Dataset rows about figures

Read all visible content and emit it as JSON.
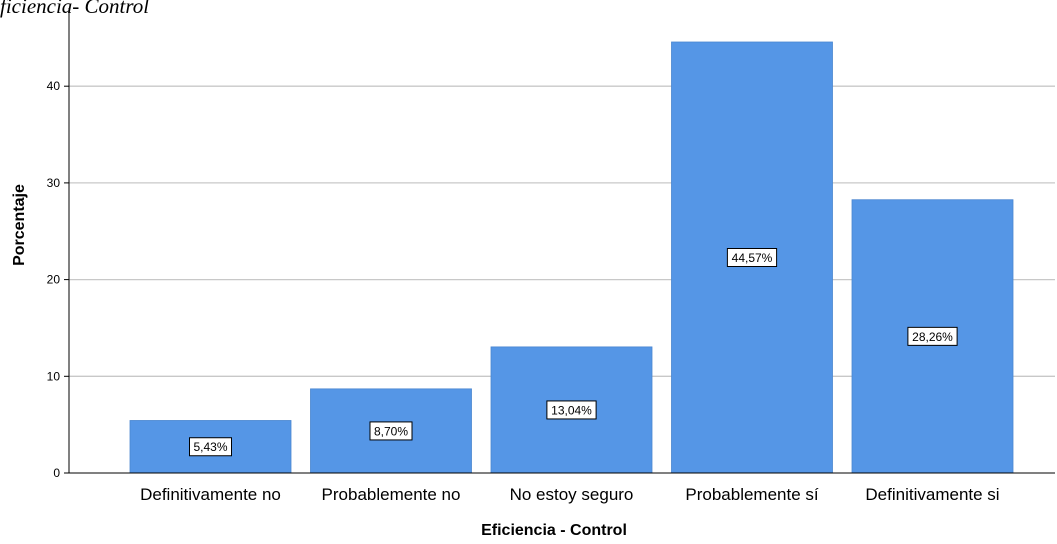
{
  "caption": "ficiencia- Control",
  "chart_data": {
    "type": "bar",
    "categories": [
      "Definitivamente no",
      "Probablemente no",
      "No estoy seguro",
      "Probablemente sí",
      "Definitivamente si"
    ],
    "values": [
      5.43,
      8.7,
      13.04,
      44.57,
      28.26
    ],
    "data_labels": [
      "5,43%",
      "8,70%",
      "13,04%",
      "44,57%",
      "28,26%"
    ],
    "xlabel": "Eficiencia - Control",
    "ylabel": "Porcentaje",
    "ylim": [
      0,
      45
    ],
    "yticks": [
      0,
      10,
      20,
      30,
      40
    ],
    "grid": true,
    "bar_color": "#5596e6",
    "label_position": "center"
  }
}
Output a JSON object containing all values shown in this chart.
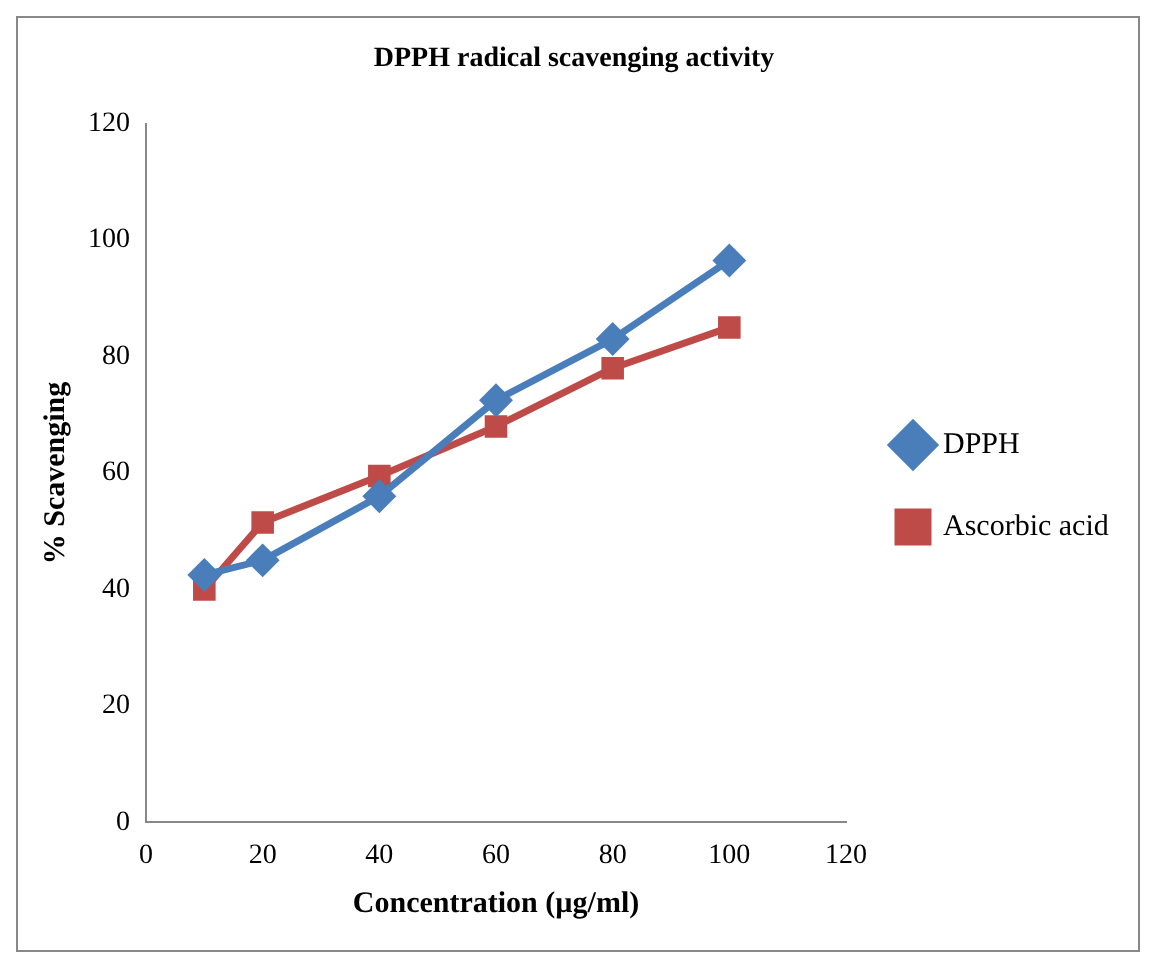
{
  "chart_data": {
    "type": "line",
    "title": "DPPH radical scavenging activity",
    "xlabel": "Concentration (µg/ml)",
    "ylabel": "% Scavenging",
    "x": [
      10,
      20,
      40,
      60,
      80,
      100
    ],
    "series": [
      {
        "name": "DPPH",
        "color": "#4a7ebb",
        "marker": "diamond",
        "values": [
          42.5,
          45,
          56,
          72.5,
          83,
          96.5
        ]
      },
      {
        "name": "Ascorbic acid",
        "color": "#be4b48",
        "marker": "square",
        "values": [
          40,
          51.5,
          59.5,
          68,
          78,
          85
        ]
      }
    ],
    "xlim": [
      0,
      120
    ],
    "xticks": [
      0,
      20,
      40,
      60,
      80,
      100,
      120
    ],
    "ylim": [
      0,
      120
    ],
    "yticks": [
      0,
      20,
      40,
      60,
      80,
      100,
      120
    ],
    "grid": false,
    "legend": "right"
  }
}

Objective: Give all the entries again exactly, dropping each picture.

Solution:
Read all visible content and emit it as JSON.
{
  "caption": "ficiencia- Control",
  "chart_data": {
    "type": "bar",
    "categories": [
      "Definitivamente no",
      "Probablemente no",
      "No estoy seguro",
      "Probablemente sí",
      "Definitivamente si"
    ],
    "values": [
      5.43,
      8.7,
      13.04,
      44.57,
      28.26
    ],
    "data_labels": [
      "5,43%",
      "8,70%",
      "13,04%",
      "44,57%",
      "28,26%"
    ],
    "xlabel": "Eficiencia - Control",
    "ylabel": "Porcentaje",
    "ylim": [
      0,
      45
    ],
    "yticks": [
      0,
      10,
      20,
      30,
      40
    ],
    "grid": true,
    "bar_color": "#5596e6",
    "label_position": "center"
  }
}
Output a JSON object containing all values shown in this chart.
{
  "chart_data": {
    "type": "line",
    "title": "DPPH radical scavenging activity",
    "xlabel": "Concentration (µg/ml)",
    "ylabel": "% Scavenging",
    "x": [
      10,
      20,
      40,
      60,
      80,
      100
    ],
    "series": [
      {
        "name": "DPPH",
        "color": "#4a7ebb",
        "marker": "diamond",
        "values": [
          42.5,
          45,
          56,
          72.5,
          83,
          96.5
        ]
      },
      {
        "name": "Ascorbic acid",
        "color": "#be4b48",
        "marker": "square",
        "values": [
          40,
          51.5,
          59.5,
          68,
          78,
          85
        ]
      }
    ],
    "xlim": [
      0,
      120
    ],
    "xticks": [
      0,
      20,
      40,
      60,
      80,
      100,
      120
    ],
    "ylim": [
      0,
      120
    ],
    "yticks": [
      0,
      20,
      40,
      60,
      80,
      100,
      120
    ],
    "grid": false,
    "legend": "right"
  }
}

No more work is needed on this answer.